[Dataset items]

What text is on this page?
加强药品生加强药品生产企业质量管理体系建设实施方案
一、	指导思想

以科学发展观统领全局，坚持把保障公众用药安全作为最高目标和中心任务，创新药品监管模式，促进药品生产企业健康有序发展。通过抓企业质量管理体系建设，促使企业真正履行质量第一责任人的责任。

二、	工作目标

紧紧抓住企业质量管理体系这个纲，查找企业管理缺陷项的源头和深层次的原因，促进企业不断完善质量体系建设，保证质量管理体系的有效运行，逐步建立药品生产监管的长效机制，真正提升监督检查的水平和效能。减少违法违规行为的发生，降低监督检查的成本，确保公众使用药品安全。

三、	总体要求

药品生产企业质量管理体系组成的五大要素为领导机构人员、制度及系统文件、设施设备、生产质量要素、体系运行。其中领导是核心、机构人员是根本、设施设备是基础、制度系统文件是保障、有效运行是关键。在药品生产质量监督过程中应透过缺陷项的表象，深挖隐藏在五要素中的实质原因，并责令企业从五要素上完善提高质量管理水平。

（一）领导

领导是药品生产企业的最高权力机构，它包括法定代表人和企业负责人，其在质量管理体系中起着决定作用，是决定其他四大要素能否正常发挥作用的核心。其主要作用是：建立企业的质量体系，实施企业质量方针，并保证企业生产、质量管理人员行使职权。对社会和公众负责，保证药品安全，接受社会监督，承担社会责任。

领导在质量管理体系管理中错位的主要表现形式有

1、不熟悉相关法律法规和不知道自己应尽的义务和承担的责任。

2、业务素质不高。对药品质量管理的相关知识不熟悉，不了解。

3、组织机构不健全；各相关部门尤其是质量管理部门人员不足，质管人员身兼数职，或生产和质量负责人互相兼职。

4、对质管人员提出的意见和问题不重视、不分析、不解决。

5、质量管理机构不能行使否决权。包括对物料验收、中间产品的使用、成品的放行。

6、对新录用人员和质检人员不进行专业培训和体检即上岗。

• **Aim of the exercise**:
Your task is to extract all of the records exactly.

• **The response**:
What text is on this page?
加强药品生加强药品生产企业质量管理体系建设实施方案
一、	指导思想

以科学发展观统领全局，坚持把保障公众用药安全作为最高目标和中心任务，创新药品监管模式，促进药品生产企业健康有序发展。通过抓企业质量管理体系建设，促使企业真正履行质量第一责任人的责任。

二、	工作目标

紧紧抓住企业质量管理体系这个纲，查找企业管理缺陷项的源头和深层次的原因，促进企业不断完善质量体系建设，保证质量管理体系的有效运行，逐步建立药品生产监管的长效机制，真正提升监督检查的水平和效能。减少违法违规行为的发生，降低监督检查的成本，确保公众使用药品安全。

三、	总体要求

药品生产企业质量管理体系组成的五大要素为领导机构人员、制度及系统文件、设施设备、生产质量要素、体系运行。其中领导是核心、机构人员是根本、设施设备是基础、制度系统文件是保障、有效运行是关键。在药品生产质量监督过程中应透过缺陷项的表象，深挖隐藏在五要素中的实质原因，并责令企业从五要素上完善提高质量管理水平。

（一）领导

领导是药品生产企业的最高权力机构，它包括法定代表人和企业负责人，其在质量管理体系中起着决定作用，是决定其他四大要素能否正常发挥作用的核心。其主要作用是：建立企业的质量体系，实施企业质量方针，并保证企业生产、质量管理人员行使职权。对社会和公众负责，保证药品安全，接受社会监督，承担社会责任。

领导在质量管理体系管理中错位的主要表现形式有

1、不熟悉相关法律法规和不知道自己应尽的义务和承担的责任。

2、业务素质不高。对药品质量管理的相关知识不熟悉，不了解。

3、组织机构不健全；各相关部门尤其是质量管理部门人员不足，质管人员身兼数职，或生产和质量负责人互相兼职。

4、对质管人员提出的意见和问题不重视、不分析、不解决。

5、质量管理机构不能行使否决权。包括对物料验收、中间产品的使用、成品的放行。

6、对新录用人员和质检人员不进行专业培训和体检即上岗。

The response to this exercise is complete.